Short problem:
Copy the data exactly; pictures stay out of the copy.

Records for the task:
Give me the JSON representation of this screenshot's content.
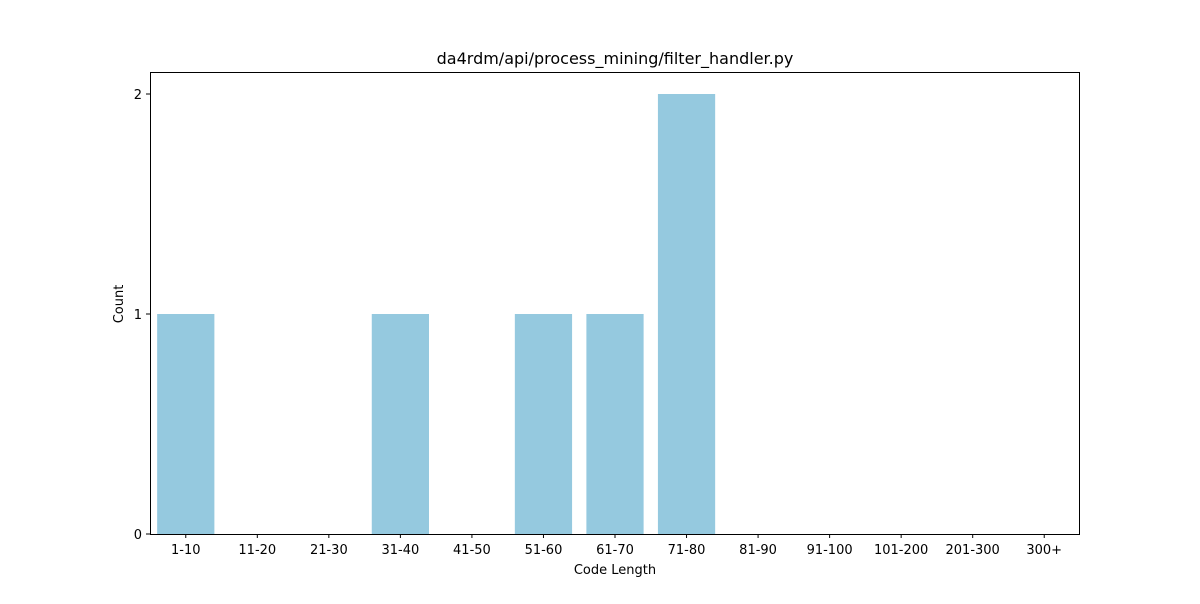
{
  "chart_data": {
    "type": "bar",
    "title": "da4rdm/api/process_mining/filter_handler.py",
    "xlabel": "Code Length",
    "ylabel": "Count",
    "categories": [
      "1-10",
      "11-20",
      "21-30",
      "31-40",
      "41-50",
      "51-60",
      "61-70",
      "71-80",
      "81-90",
      "91-100",
      "101-200",
      "201-300",
      "300+"
    ],
    "values": [
      1,
      0,
      0,
      1,
      0,
      1,
      1,
      2,
      0,
      0,
      0,
      0,
      0
    ],
    "ylim": [
      0,
      2.1
    ],
    "yticks": [
      0,
      1,
      2
    ],
    "grid": false,
    "bar_color": "#95c9df"
  }
}
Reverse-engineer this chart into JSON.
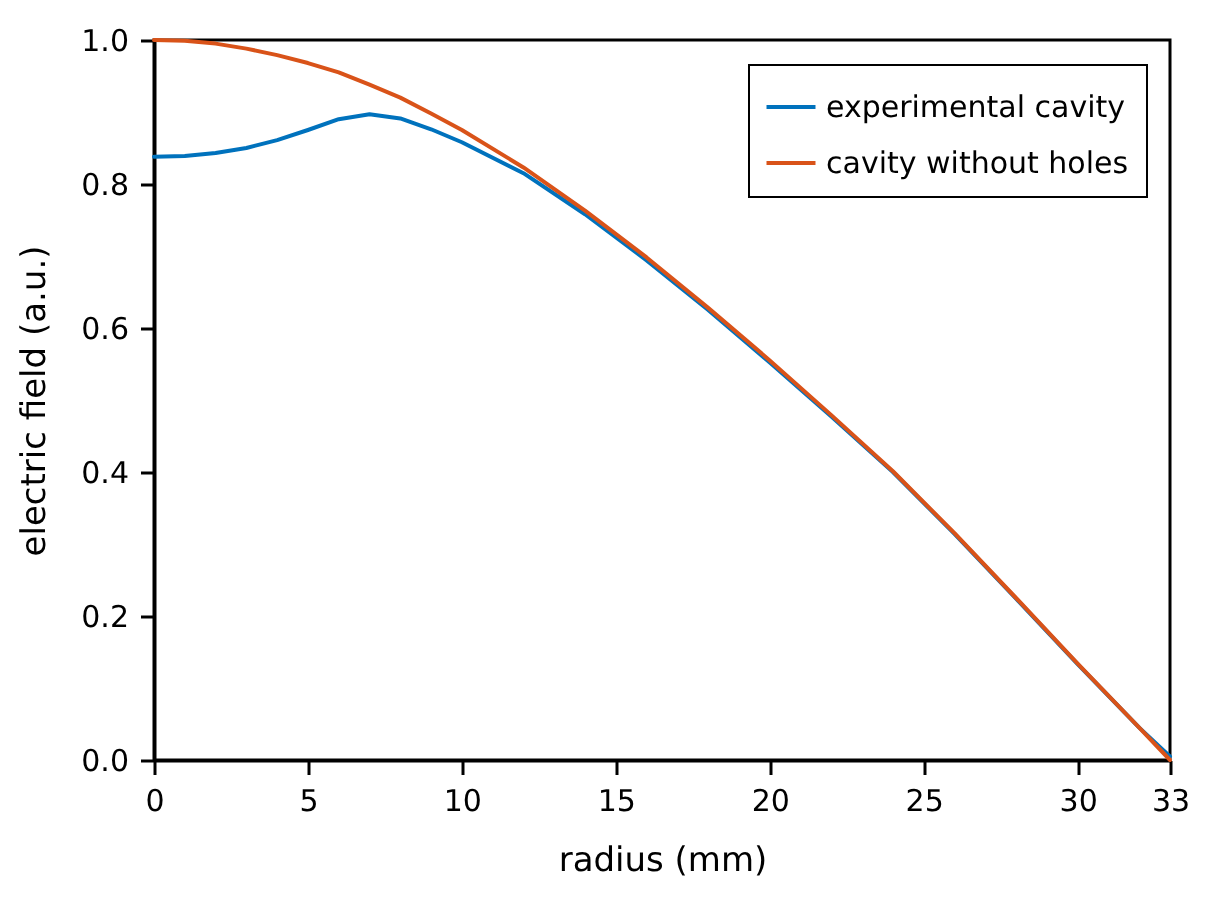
{
  "chart_data": {
    "type": "line",
    "xlabel": "radius (mm)",
    "ylabel": "electric field (a.u.)",
    "xlim": [
      0,
      33
    ],
    "xticks": [
      0,
      5,
      10,
      15,
      20,
      25,
      30,
      33
    ],
    "ylim": [
      0,
      1.0
    ],
    "yticks": [
      {
        "value": 0,
        "label": "0.0"
      },
      {
        "value": 0.2,
        "label": "0.2"
      },
      {
        "value": 0.4,
        "label": "0.4"
      },
      {
        "value": 0.6,
        "label": "0.6"
      },
      {
        "value": 0.8,
        "label": "0.8"
      },
      {
        "value": 1.0,
        "label": "1.0"
      }
    ],
    "x": [
      0,
      1,
      2,
      3,
      4,
      5,
      6,
      7,
      8,
      9,
      10,
      12,
      14,
      16,
      18,
      20,
      22,
      24,
      26,
      28,
      30,
      32,
      33
    ],
    "series": [
      {
        "name": "experimental cavity",
        "color": "#0072bd",
        "values": [
          0.838,
          0.839,
          0.843,
          0.85,
          0.861,
          0.875,
          0.89,
          0.897,
          0.891,
          0.876,
          0.858,
          0.815,
          0.758,
          0.694,
          0.625,
          0.552,
          0.477,
          0.4,
          0.314,
          0.224,
          0.133,
          0.045,
          0.005
        ]
      },
      {
        "name": "cavity without holes",
        "color": "#d95319",
        "values": [
          1.0,
          0.999,
          0.995,
          0.988,
          0.979,
          0.968,
          0.955,
          0.938,
          0.92,
          0.898,
          0.875,
          0.823,
          0.763,
          0.698,
          0.628,
          0.555,
          0.479,
          0.401,
          0.315,
          0.225,
          0.134,
          0.045,
          0.0
        ]
      }
    ],
    "legend": "top right",
    "grid": false
  }
}
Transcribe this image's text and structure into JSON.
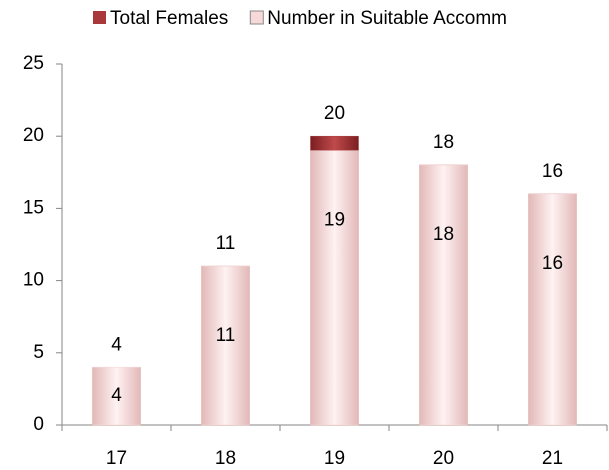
{
  "chart_data": {
    "type": "bar",
    "categories": [
      "17",
      "18",
      "19",
      "20",
      "21"
    ],
    "series": [
      {
        "name": "Total Females",
        "color": "#a8383a",
        "values": [
          4,
          11,
          20,
          18,
          16
        ]
      },
      {
        "name": "Number in Suitable Accomm",
        "color": "#f7d9d9",
        "values": [
          4,
          11,
          19,
          18,
          16
        ]
      }
    ],
    "ylim": [
      0,
      25
    ],
    "yticks": [
      0,
      5,
      10,
      15,
      20,
      25
    ],
    "grid": false,
    "legend": "top"
  }
}
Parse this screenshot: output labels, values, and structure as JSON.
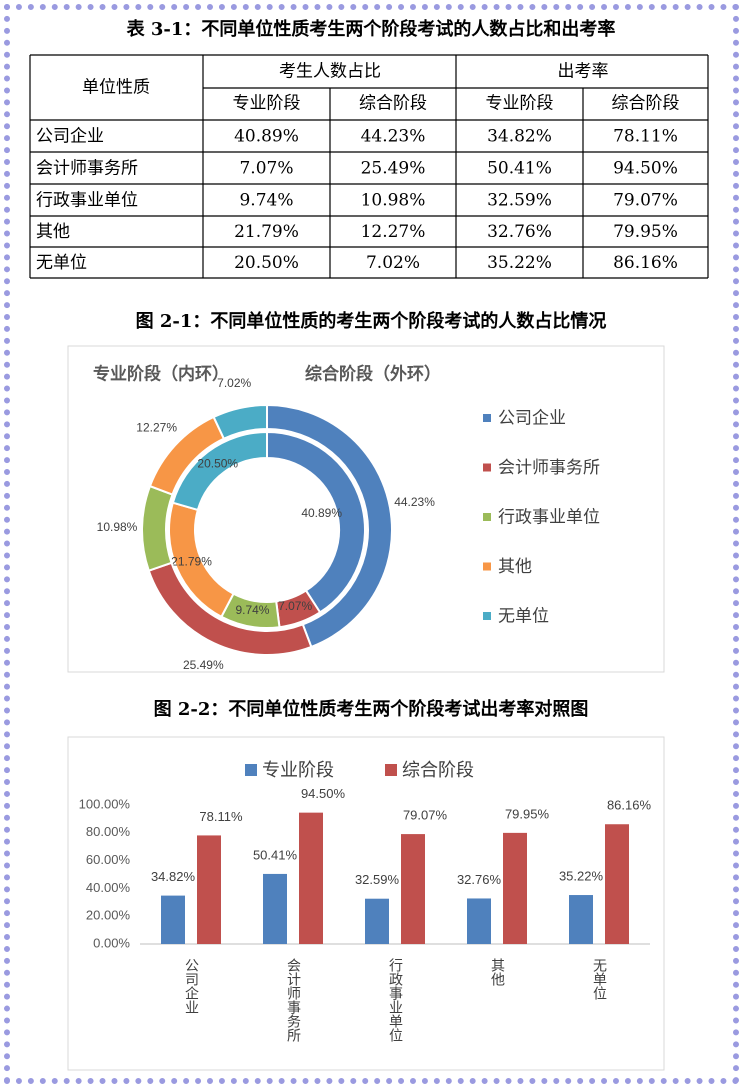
{
  "table": {
    "title": "表 3-1：不同单位性质考生两个阶段考试的人数占比和出考率",
    "header_row1": [
      "单位性质",
      "考生人数占比",
      "出考率"
    ],
    "header_row2": [
      "专业阶段",
      "综合阶段",
      "专业阶段",
      "综合阶段"
    ],
    "rows": [
      [
        "公司企业",
        "40.89%",
        "44.23%",
        "34.82%",
        "78.11%"
      ],
      [
        "会计师事务所",
        "7.07%",
        "25.49%",
        "50.41%",
        "94.50%"
      ],
      [
        "行政事业单位",
        "9.74%",
        "10.98%",
        "32.59%",
        "79.07%"
      ],
      [
        "其他",
        "21.79%",
        "12.27%",
        "32.76%",
        "79.95%"
      ],
      [
        "无单位",
        "20.50%",
        "7.02%",
        "35.22%",
        "86.16%"
      ]
    ]
  },
  "chart_data": [
    {
      "type": "donut",
      "title": "图 2-1：不同单位性质的考生两个阶段考试的人数占比情况",
      "categories": [
        "公司企业",
        "会计师事务所",
        "行政事业单位",
        "其他",
        "无单位"
      ],
      "colors": [
        "#4f81bd",
        "#c0504d",
        "#9bbb59",
        "#f79646",
        "#4bacc6"
      ],
      "series": [
        {
          "name": "专业阶段（内环）",
          "values": [
            40.89,
            7.07,
            9.74,
            21.79,
            20.5
          ],
          "value_labels": [
            "40.89%",
            "7.07%",
            "9.74%",
            "21.79%",
            "20.50%"
          ]
        },
        {
          "name": "综合阶段（外环）",
          "values": [
            44.23,
            25.49,
            10.98,
            12.27,
            7.02
          ],
          "value_labels": [
            "44.23%",
            "25.49%",
            "10.98%",
            "12.27%",
            "7.02%"
          ]
        }
      ],
      "legend": "right"
    },
    {
      "type": "bar",
      "title": "图 2-2：不同单位性质考生两个阶段考试出考率对照图",
      "categories": [
        "公司企业",
        "会计师事务所",
        "行政事业单位",
        "其他",
        "无单位"
      ],
      "series": [
        {
          "name": "专业阶段",
          "color": "#4f81bd",
          "values": [
            34.82,
            50.41,
            32.59,
            32.76,
            35.22
          ],
          "value_labels": [
            "34.82%",
            "50.41%",
            "32.59%",
            "32.76%",
            "35.22%"
          ]
        },
        {
          "name": "综合阶段",
          "color": "#c0504d",
          "values": [
            78.11,
            94.5,
            79.07,
            79.95,
            86.16
          ],
          "value_labels": [
            "78.11%",
            "94.50%",
            "79.07%",
            "79.95%",
            "86.16%"
          ]
        }
      ],
      "ylim": [
        0,
        100
      ],
      "yticks": [
        {
          "value": 0,
          "label": "0.00%"
        },
        {
          "value": 20,
          "label": "20.00%"
        },
        {
          "value": 40,
          "label": "40.00%"
        },
        {
          "value": 60,
          "label": "60.00%"
        },
        {
          "value": 80,
          "label": "80.00%"
        },
        {
          "value": 100,
          "label": "100.00%"
        }
      ],
      "grid": false,
      "legend": "top"
    }
  ]
}
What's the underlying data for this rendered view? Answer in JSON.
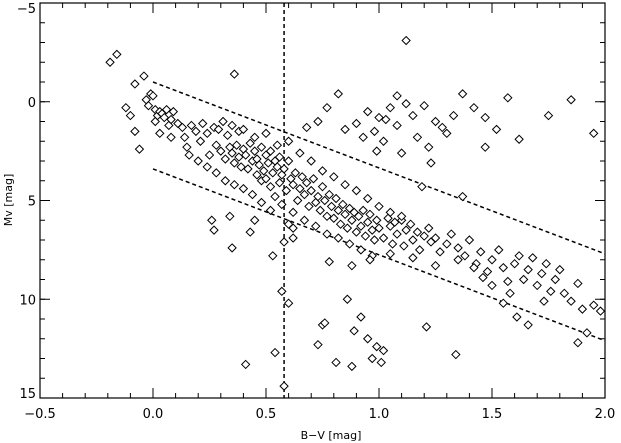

Expected output:
Give me the JSON representation of this screenshot's content.
{
  "chart_data": {
    "type": "bar",
    "title": "da4rdm/api/process_mining/filter_handler.py",
    "xlabel": "Code Length",
    "ylabel": "Count",
    "categories": [
      "1-10",
      "11-20",
      "21-30",
      "31-40",
      "41-50",
      "51-60",
      "61-70",
      "71-80",
      "81-90",
      "91-100",
      "101-200",
      "201-300",
      "300+"
    ],
    "values": [
      1,
      0,
      0,
      1,
      0,
      1,
      1,
      2,
      0,
      0,
      0,
      0,
      0
    ],
    "ylim": [
      0,
      2.1
    ],
    "yticks": [
      0,
      1,
      2
    ],
    "grid": false,
    "bar_color": "#95c9df"
  }
}
Reverse-engineer this chart into JSON.
{
  "chart_data": {
    "type": "line",
    "xlabel": "radius (mm)",
    "ylabel": "electric field (a.u.)",
    "xlim": [
      0,
      33
    ],
    "xticks": [
      0,
      5,
      10,
      15,
      20,
      25,
      30,
      33
    ],
    "ylim": [
      0,
      1.0
    ],
    "yticks": [
      {
        "value": 0,
        "label": "0.0"
      },
      {
        "value": 0.2,
        "label": "0.2"
      },
      {
        "value": 0.4,
        "label": "0.4"
      },
      {
        "value": 0.6,
        "label": "0.6"
      },
      {
        "value": 0.8,
        "label": "0.8"
      },
      {
        "value": 1.0,
        "label": "1.0"
      }
    ],
    "x": [
      0,
      1,
      2,
      3,
      4,
      5,
      6,
      7,
      8,
      9,
      10,
      12,
      14,
      16,
      18,
      20,
      22,
      24,
      26,
      28,
      30,
      32,
      33
    ],
    "series": [
      {
        "name": "experimental cavity",
        "color": "#0072bd",
        "values": [
          0.838,
          0.839,
          0.843,
          0.85,
          0.861,
          0.875,
          0.89,
          0.897,
          0.891,
          0.876,
          0.858,
          0.815,
          0.758,
          0.694,
          0.625,
          0.552,
          0.477,
          0.4,
          0.314,
          0.224,
          0.133,
          0.045,
          0.005
        ]
      },
      {
        "name": "cavity without holes",
        "color": "#d95319",
        "values": [
          1.0,
          0.999,
          0.995,
          0.988,
          0.979,
          0.968,
          0.955,
          0.938,
          0.92,
          0.898,
          0.875,
          0.823,
          0.763,
          0.698,
          0.628,
          0.555,
          0.479,
          0.401,
          0.315,
          0.225,
          0.134,
          0.045,
          0.0
        ]
      }
    ],
    "legend": "top right",
    "grid": false
  }
}
Transcribe this image's text and structure into JSON.
{
  "chart_data": {
    "type": "bar",
    "categories": [
      "17",
      "18",
      "19",
      "20",
      "21"
    ],
    "series": [
      {
        "name": "Total Females",
        "color": "#a8383a",
        "values": [
          4,
          11,
          20,
          18,
          16
        ]
      },
      {
        "name": "Number in Suitable Accomm",
        "color": "#f7d9d9",
        "values": [
          4,
          11,
          19,
          18,
          16
        ]
      }
    ],
    "ylim": [
      0,
      25
    ],
    "yticks": [
      0,
      5,
      10,
      15,
      20,
      25
    ],
    "grid": false,
    "legend": "top"
  }
}
Parse this screenshot: output labels, values, and structure as JSON.
{
  "table": {
    "title": "表 3-1：不同单位性质考生两个阶段考试的人数占比和出考率",
    "header_row1": [
      "单位性质",
      "考生人数占比",
      "出考率"
    ],
    "header_row2": [
      "专业阶段",
      "综合阶段",
      "专业阶段",
      "综合阶段"
    ],
    "rows": [
      [
        "公司企业",
        "40.89%",
        "44.23%",
        "34.82%",
        "78.11%"
      ],
      [
        "会计师事务所",
        "7.07%",
        "25.49%",
        "50.41%",
        "94.50%"
      ],
      [
        "行政事业单位",
        "9.74%",
        "10.98%",
        "32.59%",
        "79.07%"
      ],
      [
        "其他",
        "21.79%",
        "12.27%",
        "32.76%",
        "79.95%"
      ],
      [
        "无单位",
        "20.50%",
        "7.02%",
        "35.22%",
        "86.16%"
      ]
    ]
  },
  "chart_data": [
    {
      "type": "donut",
      "title": "图 2-1：不同单位性质的考生两个阶段考试的人数占比情况",
      "categories": [
        "公司企业",
        "会计师事务所",
        "行政事业单位",
        "其他",
        "无单位"
      ],
      "colors": [
        "#4f81bd",
        "#c0504d",
        "#9bbb59",
        "#f79646",
        "#4bacc6"
      ],
      "series": [
        {
          "name": "专业阶段（内环）",
          "values": [
            40.89,
            7.07,
            9.74,
            21.79,
            20.5
          ],
          "value_labels": [
            "40.89%",
            "7.07%",
            "9.74%",
            "21.79%",
            "20.50%"
          ]
        },
        {
          "name": "综合阶段（外环）",
          "values": [
            44.23,
            25.49,
            10.98,
            12.27,
            7.02
          ],
          "value_labels": [
            "44.23%",
            "25.49%",
            "10.98%",
            "12.27%",
            "7.02%"
          ]
        }
      ],
      "legend": "right"
    },
    {
      "type": "bar",
      "title": "图 2-2：不同单位性质考生两个阶段考试出考率对照图",
      "categories": [
        "公司企业",
        "会计师事务所",
        "行政事业单位",
        "其他",
        "无单位"
      ],
      "series": [
        {
          "name": "专业阶段",
          "color": "#4f81bd",
          "values": [
            34.82,
            50.41,
            32.59,
            32.76,
            35.22
          ],
          "value_labels": [
            "34.82%",
            "50.41%",
            "32.59%",
            "32.76%",
            "35.22%"
          ]
        },
        {
          "name": "综合阶段",
          "color": "#c0504d",
          "values": [
            78.11,
            94.5,
            79.07,
            79.95,
            86.16
          ],
          "value_labels": [
            "78.11%",
            "94.50%",
            "79.07%",
            "79.95%",
            "86.16%"
          ]
        }
      ],
      "ylim": [
        0,
        100
      ],
      "yticks": [
        {
          "value": 0,
          "label": "0.00%"
        },
        {
          "value": 20,
          "label": "20.00%"
        },
        {
          "value": 40,
          "label": "40.00%"
        },
        {
          "value": 60,
          "label": "60.00%"
        },
        {
          "value": 80,
          "label": "80.00%"
        },
        {
          "value": 100,
          "label": "100.00%"
        }
      ],
      "grid": false,
      "legend": "top"
    }
  ]
}
What's the underlying data for this rendered view? Answer in JSON.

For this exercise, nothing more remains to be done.